__TASK REQUIREMENTS__
Reproduce the listing exactly. Omit pictures.

__SOURCE DATA__
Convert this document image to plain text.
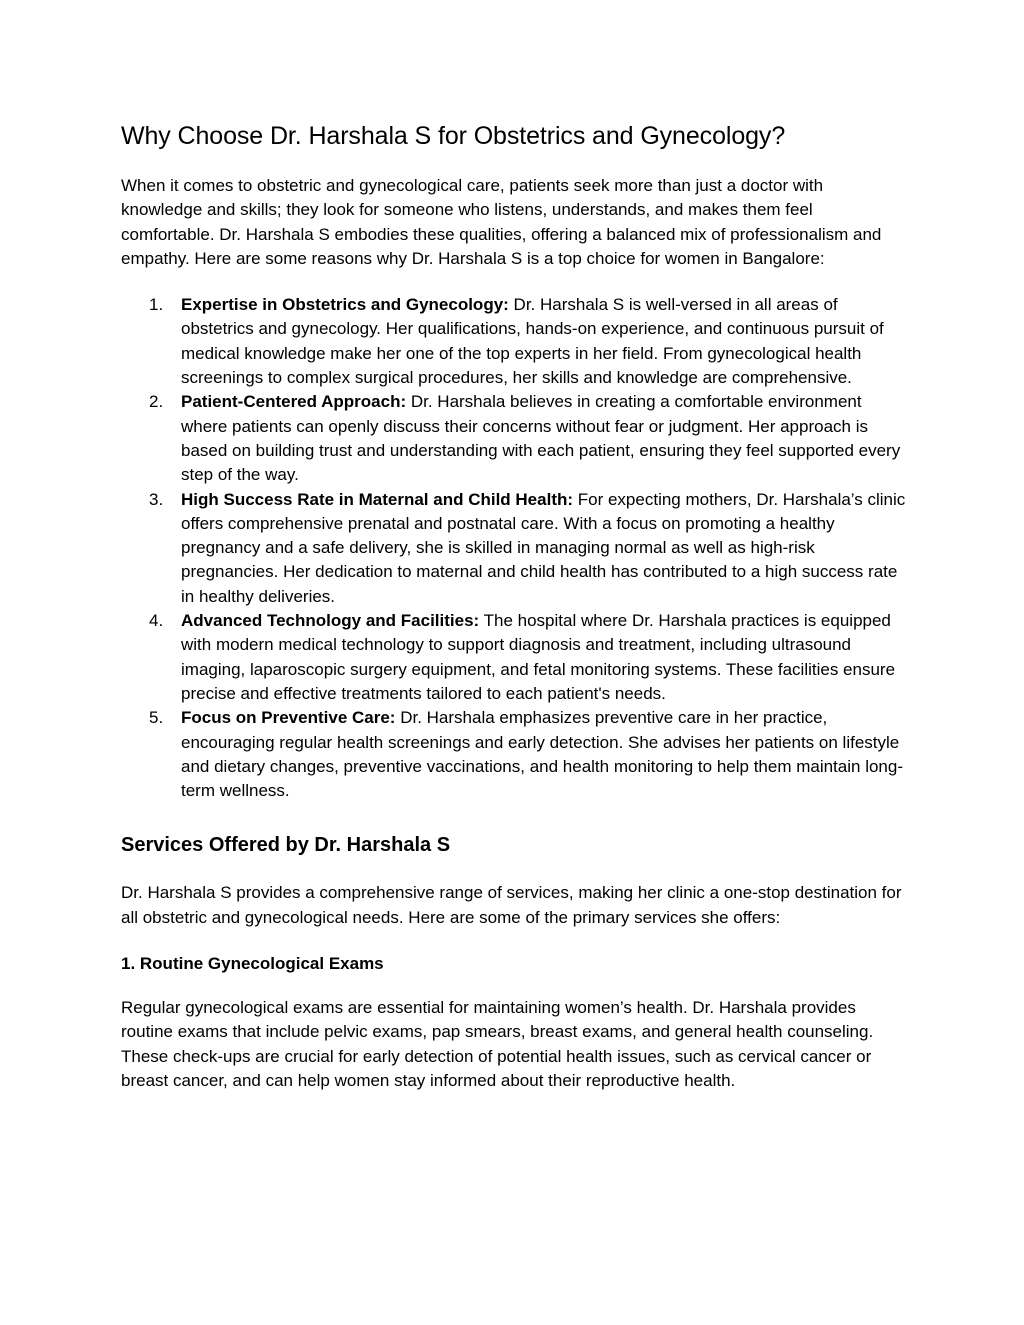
Why Choose Dr. Harshala S for Obstetrics and Gynecology?

When it comes to obstetric and gynecological care, patients seek more than just a doctor with knowledge and skills; they look for someone who listens, understands, and makes them feel comfortable. Dr. Harshala S embodies these qualities, offering a balanced mix of professionalism and empathy. Here are some reasons why Dr. Harshala S is a top choice for women in Bangalore:

1. Expertise in Obstetrics and Gynecology: Dr. Harshala S is well-versed in all areas of obstetrics and gynecology. Her qualifications, hands-on experience, and continuous pursuit of medical knowledge make her one of the top experts in her field. From gynecological health screenings to complex surgical procedures, her skills and knowledge are comprehensive.
2. Patient-Centered Approach: Dr. Harshala believes in creating a comfortable environment where patients can openly discuss their concerns without fear or judgment. Her approach is based on building trust and understanding with each patient, ensuring they feel supported every step of the way.
3. High Success Rate in Maternal and Child Health: For expecting mothers, Dr. Harshala’s clinic offers comprehensive prenatal and postnatal care. With a focus on promoting a healthy pregnancy and a safe delivery, she is skilled in managing normal as well as high-risk pregnancies. Her dedication to maternal and child health has contributed to a high success rate in healthy deliveries.
4. Advanced Technology and Facilities: The hospital where Dr. Harshala practices is equipped with modern medical technology to support diagnosis and treatment, including ultrasound imaging, laparoscopic surgery equipment, and fetal monitoring systems. These facilities ensure precise and effective treatments tailored to each patient's needs.
5. Focus on Preventive Care: Dr. Harshala emphasizes preventive care in her practice, encouraging regular health screenings and early detection. She advises her patients on lifestyle and dietary changes, preventive vaccinations, and health monitoring to help them maintain long-term wellness.
Services Offered by Dr. Harshala S

Dr. Harshala S provides a comprehensive range of services, making her clinic a one-stop destination for all obstetric and gynecological needs. Here are some of the primary services she offers:

1. Routine Gynecological Exams

Regular gynecological exams are essential for maintaining women’s health. Dr. Harshala provides routine exams that include pelvic exams, pap smears, breast exams, and general health counseling. These check-ups are crucial for early detection of potential health issues, such as cervical cancer or breast cancer, and can help women stay informed about their reproductive health.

__RESPONSE AREA__
Convert this document image to plain text.
Why Choose Dr. Harshala S for Obstetrics and Gynecology?

When it comes to obstetric and gynecological care, patients seek more than just a doctor with knowledge and skills; they look for someone who listens, understands, and makes them feel comfortable. Dr. Harshala S embodies these qualities, offering a balanced mix of professionalism and empathy. Here are some reasons why Dr. Harshala S is a top choice for women in Bangalore:

1. Expertise in Obstetrics and Gynecology: Dr. Harshala S is well-versed in all areas of obstetrics and gynecology. Her qualifications, hands-on experience, and continuous pursuit of medical knowledge make her one of the top experts in her field. From gynecological health screenings to complex surgical procedures, her skills and knowledge are comprehensive.
2. Patient-Centered Approach: Dr. Harshala believes in creating a comfortable environment where patients can openly discuss their concerns without fear or judgment. Her approach is based on building trust and understanding with each patient, ensuring they feel supported every step of the way.
3. High Success Rate in Maternal and Child Health: For expecting mothers, Dr. Harshala’s clinic offers comprehensive prenatal and postnatal care. With a focus on promoting a healthy pregnancy and a safe delivery, she is skilled in managing normal as well as high-risk pregnancies. Her dedication to maternal and child health has contributed to a high success rate in healthy deliveries.
4. Advanced Technology and Facilities: The hospital where Dr. Harshala practices is equipped with modern medical technology to support diagnosis and treatment, including ultrasound imaging, laparoscopic surgery equipment, and fetal monitoring systems. These facilities ensure precise and effective treatments tailored to each patient's needs.
5. Focus on Preventive Care: Dr. Harshala emphasizes preventive care in her practice, encouraging regular health screenings and early detection. She advises her patients on lifestyle and dietary changes, preventive vaccinations, and health monitoring to help them maintain long-term wellness.
Services Offered by Dr. Harshala S

Dr. Harshala S provides a comprehensive range of services, making her clinic a one-stop destination for all obstetric and gynecological needs. Here are some of the primary services she offers:

1. Routine Gynecological Exams

Regular gynecological exams are essential for maintaining women’s health. Dr. Harshala provides routine exams that include pelvic exams, pap smears, breast exams, and general health counseling. These check-ups are crucial for early detection of potential health issues, such as cervical cancer or breast cancer, and can help women stay informed about their reproductive health.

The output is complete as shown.